**Study questions**
1. In the case summary on chicken feeder trade dress, which Supreme Court opinion does the plaintiff rely on?
2. Retype the part of the chicken feeder trade dress case summary that opens with the words containing "First, regarding the" and closes with "the spoke shape.".
3. Write a continuation of the chicken feeder trade dress case summary, picking up after its last sentence.

─── Selected excerpt

Where the shape and color scheme of a chicken feeder served a functional purpose, the feeder was ineligible for trade dress protection.
In this trade dress infringement case, CTB Inc. appeals rulings granting summary judgment in favor of Hog Slat Inc. on the grounds that plaintiff’s trade dress registrations, which cover the shape and color scheme of its chicken feeder products, are functional and thus only eligible for patent law’s protection of utilitarian inventions.
Four factors assist our functionality inquiry. They are: (1) the existence of utility patents disclosing the utilitarian advantages of a design; (2) advertising focusing on the utilitarian advantages of a design; (3) the availability of functionally equivalent alternative designs which competitors may use and (4) facts indicating that a design results in a comparatively simple or cheap method of manufacturing the product.
Configuration trade dress claim
Regarding plaintiff’s configuration trade dress claim, Plaintiff argues the “generally octagonal shape” of its feeder “serves absolutely no function—i.e., it is purely arbitrary or incidental,” and thus qualifies for trade dress protection.
First, regarding the upper spoke section, we conclude that the L-shaped spokes of the grill design, which form the top half of the octagonal outline of the configuration trade dress, primarily serve the functional purpose of permitting birds that enter the pan to readily exit. The court’s analysis is decided by defendant’s presentation of substantial and uncontroverted evidence under the first two factors—plaintiff’s utility patent and advertisements—describing the functional benefits of the spoke shape.
In light of the above uncontroverted evidence offered by defendant, plaintiff does not dispute that functional considerations influence the spoke section profile. Instead, plaintiff, relying on the Supreme Court’s opinion in TrafFix Devices, Inc. v. Mktg. Displays, Inc., 532 U.S. 23 (2001), argues that the flattened profile of the upper spoke section is an arbitrary and incidental element not claimed in the ’274 patent or its advertising materials. Plaintiff’s argument misreads TrafFix. As such, defendant has carried its burden to neutralize the presumption of nonfunctionality, which thus drops from the case. In its absence, plaintiff has not presented any countervailing facts to send the functionality inquiry to the jury.
Turning to the third factor—the availability of functionally equivalent alternative designs which competitors may use—plaintiff urges this court to consider an alternative feeder disclosed in a competitor patent, in which the spokes consist of three angled sides, as evidence that the configuration trade dress’s octagonal profile is arbitrary and nonfunctional. Plaintiff also encourages this court to consider various competitor feeders in the record. Consideration of alternatives in this case is foreclosed by TrafFix.

──────
─── Record excerpts

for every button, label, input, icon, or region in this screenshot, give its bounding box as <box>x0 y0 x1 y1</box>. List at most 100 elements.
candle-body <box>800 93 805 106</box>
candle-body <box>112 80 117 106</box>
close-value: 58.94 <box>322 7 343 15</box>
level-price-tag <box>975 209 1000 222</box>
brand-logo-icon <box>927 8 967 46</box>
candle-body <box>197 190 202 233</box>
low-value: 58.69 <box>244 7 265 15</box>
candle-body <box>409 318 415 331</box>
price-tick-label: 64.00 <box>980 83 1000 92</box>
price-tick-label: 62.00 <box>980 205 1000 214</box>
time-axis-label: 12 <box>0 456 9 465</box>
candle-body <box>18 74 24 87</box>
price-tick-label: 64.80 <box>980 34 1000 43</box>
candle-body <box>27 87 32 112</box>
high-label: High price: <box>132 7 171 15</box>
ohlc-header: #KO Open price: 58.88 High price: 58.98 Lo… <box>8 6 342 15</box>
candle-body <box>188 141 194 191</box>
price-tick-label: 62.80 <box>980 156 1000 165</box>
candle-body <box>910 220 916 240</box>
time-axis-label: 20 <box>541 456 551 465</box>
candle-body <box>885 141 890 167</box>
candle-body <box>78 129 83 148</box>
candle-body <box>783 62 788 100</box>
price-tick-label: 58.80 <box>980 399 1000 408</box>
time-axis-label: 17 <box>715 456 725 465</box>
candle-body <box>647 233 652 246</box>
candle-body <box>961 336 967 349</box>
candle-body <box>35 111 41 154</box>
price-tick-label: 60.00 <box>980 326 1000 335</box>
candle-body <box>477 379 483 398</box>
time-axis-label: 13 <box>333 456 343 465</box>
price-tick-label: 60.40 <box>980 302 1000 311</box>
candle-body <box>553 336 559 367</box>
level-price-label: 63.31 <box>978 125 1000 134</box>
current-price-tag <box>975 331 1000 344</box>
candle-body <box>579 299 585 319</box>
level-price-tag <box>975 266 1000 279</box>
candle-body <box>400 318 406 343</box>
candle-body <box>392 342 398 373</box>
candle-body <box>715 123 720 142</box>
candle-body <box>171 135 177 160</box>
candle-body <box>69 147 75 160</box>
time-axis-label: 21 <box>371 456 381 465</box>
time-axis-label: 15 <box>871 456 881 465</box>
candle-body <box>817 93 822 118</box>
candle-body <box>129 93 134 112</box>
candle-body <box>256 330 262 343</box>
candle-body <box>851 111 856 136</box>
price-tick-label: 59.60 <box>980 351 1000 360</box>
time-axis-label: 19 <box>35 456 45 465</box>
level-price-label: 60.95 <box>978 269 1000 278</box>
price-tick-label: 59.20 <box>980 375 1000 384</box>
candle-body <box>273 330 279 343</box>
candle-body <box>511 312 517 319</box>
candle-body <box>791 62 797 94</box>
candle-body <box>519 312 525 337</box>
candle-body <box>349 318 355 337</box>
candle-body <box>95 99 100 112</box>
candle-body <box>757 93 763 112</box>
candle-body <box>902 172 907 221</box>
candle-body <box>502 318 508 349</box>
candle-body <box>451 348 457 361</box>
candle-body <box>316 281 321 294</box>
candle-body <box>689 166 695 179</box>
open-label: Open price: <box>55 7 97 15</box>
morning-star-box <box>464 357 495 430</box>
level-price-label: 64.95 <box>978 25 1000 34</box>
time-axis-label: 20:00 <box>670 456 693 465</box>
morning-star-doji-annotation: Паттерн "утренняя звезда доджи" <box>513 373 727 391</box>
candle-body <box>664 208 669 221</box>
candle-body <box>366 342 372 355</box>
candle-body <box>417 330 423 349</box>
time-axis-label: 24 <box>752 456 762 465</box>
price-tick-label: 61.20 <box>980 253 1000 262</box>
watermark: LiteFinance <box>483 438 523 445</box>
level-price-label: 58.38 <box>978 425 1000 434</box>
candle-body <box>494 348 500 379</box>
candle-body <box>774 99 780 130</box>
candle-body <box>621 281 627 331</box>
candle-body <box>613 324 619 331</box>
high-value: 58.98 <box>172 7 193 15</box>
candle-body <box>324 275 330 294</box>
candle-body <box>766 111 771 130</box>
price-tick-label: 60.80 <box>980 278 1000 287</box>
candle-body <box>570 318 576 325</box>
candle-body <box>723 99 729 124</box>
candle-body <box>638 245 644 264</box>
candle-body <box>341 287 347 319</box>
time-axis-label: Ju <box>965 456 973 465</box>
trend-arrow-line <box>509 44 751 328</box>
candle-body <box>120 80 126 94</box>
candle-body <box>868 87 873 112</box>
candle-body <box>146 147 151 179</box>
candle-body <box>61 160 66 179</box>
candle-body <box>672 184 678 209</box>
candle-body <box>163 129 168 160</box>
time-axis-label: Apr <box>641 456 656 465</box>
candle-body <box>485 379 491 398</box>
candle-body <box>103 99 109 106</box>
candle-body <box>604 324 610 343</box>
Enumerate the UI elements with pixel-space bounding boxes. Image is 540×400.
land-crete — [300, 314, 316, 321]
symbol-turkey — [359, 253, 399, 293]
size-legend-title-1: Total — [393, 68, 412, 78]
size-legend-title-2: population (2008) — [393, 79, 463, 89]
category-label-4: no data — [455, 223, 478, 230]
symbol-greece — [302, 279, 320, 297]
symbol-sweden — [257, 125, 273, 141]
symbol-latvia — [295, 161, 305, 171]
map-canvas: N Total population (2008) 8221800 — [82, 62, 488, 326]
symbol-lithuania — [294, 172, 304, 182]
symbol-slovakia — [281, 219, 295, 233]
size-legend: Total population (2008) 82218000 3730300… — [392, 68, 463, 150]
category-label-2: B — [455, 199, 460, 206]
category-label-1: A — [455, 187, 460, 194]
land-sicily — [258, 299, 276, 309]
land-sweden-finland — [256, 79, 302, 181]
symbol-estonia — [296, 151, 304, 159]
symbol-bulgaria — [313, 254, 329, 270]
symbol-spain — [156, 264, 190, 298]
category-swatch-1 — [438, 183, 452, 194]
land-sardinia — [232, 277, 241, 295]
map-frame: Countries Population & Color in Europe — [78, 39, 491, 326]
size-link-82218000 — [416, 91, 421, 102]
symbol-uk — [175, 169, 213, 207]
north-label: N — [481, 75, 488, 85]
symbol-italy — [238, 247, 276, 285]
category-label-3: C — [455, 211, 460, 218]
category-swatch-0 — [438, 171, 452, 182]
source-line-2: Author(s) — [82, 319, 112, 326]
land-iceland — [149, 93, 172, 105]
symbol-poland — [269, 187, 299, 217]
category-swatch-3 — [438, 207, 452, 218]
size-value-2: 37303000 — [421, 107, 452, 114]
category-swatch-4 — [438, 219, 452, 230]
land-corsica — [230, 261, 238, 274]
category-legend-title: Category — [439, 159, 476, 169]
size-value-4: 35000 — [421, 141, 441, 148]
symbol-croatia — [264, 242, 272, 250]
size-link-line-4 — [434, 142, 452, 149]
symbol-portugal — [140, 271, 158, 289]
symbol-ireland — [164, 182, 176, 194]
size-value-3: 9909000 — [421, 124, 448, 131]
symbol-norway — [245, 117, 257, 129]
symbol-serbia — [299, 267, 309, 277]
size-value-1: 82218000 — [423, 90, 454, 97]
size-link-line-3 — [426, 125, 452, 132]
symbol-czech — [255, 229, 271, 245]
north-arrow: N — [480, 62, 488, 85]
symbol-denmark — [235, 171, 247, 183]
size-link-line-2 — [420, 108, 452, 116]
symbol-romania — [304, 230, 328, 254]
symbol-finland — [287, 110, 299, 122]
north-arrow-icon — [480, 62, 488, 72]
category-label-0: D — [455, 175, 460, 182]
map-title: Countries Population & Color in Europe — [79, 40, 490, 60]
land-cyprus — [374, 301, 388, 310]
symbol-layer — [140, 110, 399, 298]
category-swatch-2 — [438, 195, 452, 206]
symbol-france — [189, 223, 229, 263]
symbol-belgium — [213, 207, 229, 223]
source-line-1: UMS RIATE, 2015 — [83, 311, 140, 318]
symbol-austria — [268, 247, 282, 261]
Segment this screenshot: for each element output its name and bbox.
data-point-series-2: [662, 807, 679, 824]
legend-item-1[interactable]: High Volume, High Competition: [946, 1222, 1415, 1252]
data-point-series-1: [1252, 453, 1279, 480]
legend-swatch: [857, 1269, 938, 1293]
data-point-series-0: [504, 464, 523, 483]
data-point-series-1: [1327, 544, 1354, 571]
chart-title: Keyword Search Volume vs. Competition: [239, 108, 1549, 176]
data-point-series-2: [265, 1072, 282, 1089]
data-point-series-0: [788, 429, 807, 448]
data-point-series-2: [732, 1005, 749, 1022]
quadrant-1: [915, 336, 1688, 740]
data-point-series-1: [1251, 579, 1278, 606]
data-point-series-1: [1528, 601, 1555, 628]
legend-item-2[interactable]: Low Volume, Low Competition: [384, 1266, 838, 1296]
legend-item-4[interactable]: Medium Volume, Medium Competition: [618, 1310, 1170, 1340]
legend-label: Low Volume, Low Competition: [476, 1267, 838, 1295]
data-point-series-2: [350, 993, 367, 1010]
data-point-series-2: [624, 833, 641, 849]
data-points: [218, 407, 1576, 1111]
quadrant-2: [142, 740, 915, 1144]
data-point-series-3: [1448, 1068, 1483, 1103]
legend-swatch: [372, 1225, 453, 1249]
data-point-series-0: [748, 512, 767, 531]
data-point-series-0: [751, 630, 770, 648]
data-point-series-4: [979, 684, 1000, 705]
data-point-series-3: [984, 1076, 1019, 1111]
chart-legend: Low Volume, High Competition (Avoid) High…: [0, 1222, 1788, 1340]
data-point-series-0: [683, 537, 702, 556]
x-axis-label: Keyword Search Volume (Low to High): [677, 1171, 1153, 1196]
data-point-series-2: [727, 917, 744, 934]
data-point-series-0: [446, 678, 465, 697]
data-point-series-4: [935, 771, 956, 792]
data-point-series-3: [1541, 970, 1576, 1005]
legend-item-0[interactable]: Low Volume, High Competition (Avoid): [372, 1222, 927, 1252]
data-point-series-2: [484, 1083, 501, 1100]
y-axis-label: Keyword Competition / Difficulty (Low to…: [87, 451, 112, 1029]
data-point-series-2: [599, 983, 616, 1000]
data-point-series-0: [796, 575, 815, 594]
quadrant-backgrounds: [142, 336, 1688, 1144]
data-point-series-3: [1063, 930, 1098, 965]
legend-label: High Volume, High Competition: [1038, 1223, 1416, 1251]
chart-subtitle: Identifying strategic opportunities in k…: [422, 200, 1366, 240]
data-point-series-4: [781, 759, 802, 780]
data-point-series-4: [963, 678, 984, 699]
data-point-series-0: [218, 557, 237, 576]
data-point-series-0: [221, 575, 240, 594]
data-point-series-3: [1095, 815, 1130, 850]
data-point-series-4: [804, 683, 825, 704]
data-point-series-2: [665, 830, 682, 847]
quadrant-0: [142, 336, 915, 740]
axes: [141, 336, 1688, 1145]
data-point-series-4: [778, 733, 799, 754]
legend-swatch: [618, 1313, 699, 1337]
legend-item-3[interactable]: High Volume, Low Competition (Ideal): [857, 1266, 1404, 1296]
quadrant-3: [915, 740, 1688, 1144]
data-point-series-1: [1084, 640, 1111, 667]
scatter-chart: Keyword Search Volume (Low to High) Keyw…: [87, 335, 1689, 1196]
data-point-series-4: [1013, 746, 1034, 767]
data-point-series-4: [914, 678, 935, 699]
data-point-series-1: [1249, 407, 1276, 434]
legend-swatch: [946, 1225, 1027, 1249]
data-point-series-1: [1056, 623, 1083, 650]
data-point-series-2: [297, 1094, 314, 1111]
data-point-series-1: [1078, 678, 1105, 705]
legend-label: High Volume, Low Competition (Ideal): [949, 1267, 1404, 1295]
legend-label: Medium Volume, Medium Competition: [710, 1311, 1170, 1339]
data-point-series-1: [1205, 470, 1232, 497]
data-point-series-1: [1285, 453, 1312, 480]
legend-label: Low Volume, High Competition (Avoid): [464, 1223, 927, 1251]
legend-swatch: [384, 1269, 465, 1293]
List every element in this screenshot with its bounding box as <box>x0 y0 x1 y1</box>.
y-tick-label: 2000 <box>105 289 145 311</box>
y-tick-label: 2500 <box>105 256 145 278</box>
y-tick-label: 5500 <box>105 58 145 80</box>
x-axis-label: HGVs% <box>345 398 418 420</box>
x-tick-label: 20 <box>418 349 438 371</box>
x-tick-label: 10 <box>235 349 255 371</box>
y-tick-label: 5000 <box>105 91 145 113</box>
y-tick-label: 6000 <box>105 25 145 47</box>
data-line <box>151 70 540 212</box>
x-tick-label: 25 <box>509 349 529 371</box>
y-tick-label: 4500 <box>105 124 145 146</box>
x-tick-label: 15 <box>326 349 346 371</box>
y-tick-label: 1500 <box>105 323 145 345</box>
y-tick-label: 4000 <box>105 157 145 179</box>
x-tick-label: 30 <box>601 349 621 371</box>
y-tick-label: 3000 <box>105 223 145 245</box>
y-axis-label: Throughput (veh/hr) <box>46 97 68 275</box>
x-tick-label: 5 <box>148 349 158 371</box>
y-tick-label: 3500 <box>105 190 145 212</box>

──────

**Answers for this exercise**
1. TrafFix Devices, Inc. v. Mktg. Displays, Inc., 532 U.S. 23 (2001).

2.
First, regarding the upper spoke section, we conclude that the L-shaped spokes of the grill design, which form the top half of the octagonal outline of the configuration trade dress, primarily serve the functional purpose of permitting birds that enter the pan to readily exit. The court’s analysis is decided by defendant’s presentation of substantial and uncontroverted evidence under the first two factors—plaintiff’s utility patent and advertisements—describing the functional benefits of the spoke shape.

3.
The court considers plaintiff’s second claim: whether the bottom half of the configuration trade dress’s octagonal profile—formed by the feeder pan—is primarily dictated by functional considerations. The parties did not dispute below that the pan is functional. Instead, plaintiff argues that the pan’s profile is not dictated by the functional V shape of the pan bottom because the configuration trade dress did not claim that shape.
Of course, the relevant question before the court is whether the asserted trade dress is primarily dictated by functional considerations, not whether such trade dress displays every functional design element of a product. The record shows no dispute that each of these elements is generously influenced by engineering necessity. As such, the court finds no dispute that the bottom half of the configuration trade dress—the pan profile—is functional.
Finally, plaintiff offers no reason why the combination of two wholly-functional components—the pan and the spoke assembly—gains some nonfunctional character that qualifies the entire feeder for trade dress protection. Thus, the total feeder profile is functional and ineligible for trade dress protection. For that reason, plaintiff may not assert the configuration trade dress.
Color trade dress claim
The court considers whether the red pan and gray spokes of the color trade dress are dictated by functional considerations. Because the color trade dress was placed on the supplemental trademark register, rather than the principal register, it is presumed functional, and plaintiff bears the burden of proving non-functionality. Plaintiff cannot do so, because its own utility patents and witness testimony establish that the red pan and gray spokes serve the functional purpose of attracting chickens to feed.
CTB Inc. v. Hog Slat Inc. (Lawyers Weekly No. 001-050-20, 36 pp.) (James A. Wynn Jr., J.) Case No. 18-2107. March 27, 2020. From E.D.N.C. (Louise Flanagan, J.) Cynthia M. Filipovich for Appellant, Robert Charles Van Arnam for Appellee.